» **Problem**: Repeat the material in full. Keep every line exactly as it is.
** start Information supplied **
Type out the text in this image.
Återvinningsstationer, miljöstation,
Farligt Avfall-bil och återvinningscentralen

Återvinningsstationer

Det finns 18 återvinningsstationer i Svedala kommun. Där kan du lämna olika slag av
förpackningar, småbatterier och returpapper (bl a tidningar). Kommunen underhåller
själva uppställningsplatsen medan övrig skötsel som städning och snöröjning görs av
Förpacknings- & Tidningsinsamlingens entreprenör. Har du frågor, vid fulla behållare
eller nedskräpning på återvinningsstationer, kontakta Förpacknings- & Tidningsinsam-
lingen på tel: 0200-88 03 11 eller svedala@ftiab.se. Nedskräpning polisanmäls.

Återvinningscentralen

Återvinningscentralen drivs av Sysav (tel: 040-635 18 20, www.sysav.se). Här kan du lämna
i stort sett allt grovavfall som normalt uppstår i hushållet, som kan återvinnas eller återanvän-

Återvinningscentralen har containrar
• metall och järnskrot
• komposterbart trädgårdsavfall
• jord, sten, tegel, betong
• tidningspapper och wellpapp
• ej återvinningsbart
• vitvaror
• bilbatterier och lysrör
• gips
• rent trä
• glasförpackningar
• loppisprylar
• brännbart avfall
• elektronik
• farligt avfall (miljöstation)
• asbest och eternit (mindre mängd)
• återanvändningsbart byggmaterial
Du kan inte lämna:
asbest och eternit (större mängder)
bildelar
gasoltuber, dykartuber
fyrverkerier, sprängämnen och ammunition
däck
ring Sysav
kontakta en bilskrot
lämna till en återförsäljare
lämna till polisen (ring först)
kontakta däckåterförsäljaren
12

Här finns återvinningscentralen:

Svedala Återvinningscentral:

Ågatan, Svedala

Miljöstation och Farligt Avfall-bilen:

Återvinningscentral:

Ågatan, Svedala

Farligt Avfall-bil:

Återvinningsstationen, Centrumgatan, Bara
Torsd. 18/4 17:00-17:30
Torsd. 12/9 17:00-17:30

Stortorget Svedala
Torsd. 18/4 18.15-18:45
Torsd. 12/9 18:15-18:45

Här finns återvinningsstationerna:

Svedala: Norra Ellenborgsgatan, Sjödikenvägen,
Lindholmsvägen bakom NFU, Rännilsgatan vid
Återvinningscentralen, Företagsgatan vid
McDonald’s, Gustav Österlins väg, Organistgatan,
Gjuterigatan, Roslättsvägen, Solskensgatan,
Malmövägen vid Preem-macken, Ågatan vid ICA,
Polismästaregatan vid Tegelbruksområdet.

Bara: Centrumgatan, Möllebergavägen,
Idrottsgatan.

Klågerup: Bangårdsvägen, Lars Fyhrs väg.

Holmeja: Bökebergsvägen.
** end Information supplied **
» **Solution for this exercise**:
Type out the text in this image.
Återvinningsstationer, miljöstation,
Farligt Avfall-bil och återvinningscentralen

Återvinningsstationer

Det finns 18 återvinningsstationer i Svedala kommun. Där kan du lämna olika slag av
förpackningar, småbatterier och returpapper (bl a tidningar). Kommunen underhåller
själva uppställningsplatsen medan övrig skötsel som städning och snöröjning görs av
Förpacknings- & Tidningsinsamlingens entreprenör. Har du frågor, vid fulla behållare
eller nedskräpning på återvinningsstationer, kontakta Förpacknings- & Tidningsinsam-
lingen på tel: 0200-88 03 11 eller svedala@ftiab.se. Nedskräpning polisanmäls.

Återvinningscentralen

Återvinningscentralen drivs av Sysav (tel: 040-635 18 20, www.sysav.se). Här kan du lämna
i stort sett allt grovavfall som normalt uppstår i hushållet, som kan återvinnas eller återanvän-

Återvinningscentralen har containrar
• metall och järnskrot
• komposterbart trädgårdsavfall
• jord, sten, tegel, betong
• tidningspapper och wellpapp
• ej återvinningsbart
• vitvaror
• bilbatterier och lysrör
• gips
• rent trä
• glasförpackningar
• loppisprylar
• brännbart avfall
• elektronik
• farligt avfall (miljöstation)
• asbest och eternit (mindre mängd)
• återanvändningsbart byggmaterial
Du kan inte lämna:
asbest och eternit (större mängder)
bildelar
gasoltuber, dykartuber
fyrverkerier, sprängämnen och ammunition
däck
ring Sysav
kontakta en bilskrot
lämna till en återförsäljare
lämna till polisen (ring först)
kontakta däckåterförsäljaren
12

Här finns återvinningscentralen:

Svedala Återvinningscentral:

Ågatan, Svedala

Miljöstation och Farligt Avfall-bilen:

Återvinningscentral:

Ågatan, Svedala

Farligt Avfall-bil:

Återvinningsstationen, Centrumgatan, Bara
Torsd. 18/4 17:00-17:30
Torsd. 12/9 17:00-17:30

Stortorget Svedala
Torsd. 18/4 18.15-18:45
Torsd. 12/9 18:15-18:45

Här finns återvinningsstationerna:

Svedala: Norra Ellenborgsgatan, Sjödikenvägen,
Lindholmsvägen bakom NFU, Rännilsgatan vid
Återvinningscentralen, Företagsgatan vid
McDonald’s, Gustav Österlins väg, Organistgatan,
Gjuterigatan, Roslättsvägen, Solskensgatan,
Malmövägen vid Preem-macken, Ågatan vid ICA,
Polismästaregatan vid Tegelbruksområdet.

Bara: Centrumgatan, Möllebergavägen,
Idrottsgatan.

Klågerup: Bangårdsvägen, Lars Fyhrs väg.

Holmeja: Bökebergsvägen.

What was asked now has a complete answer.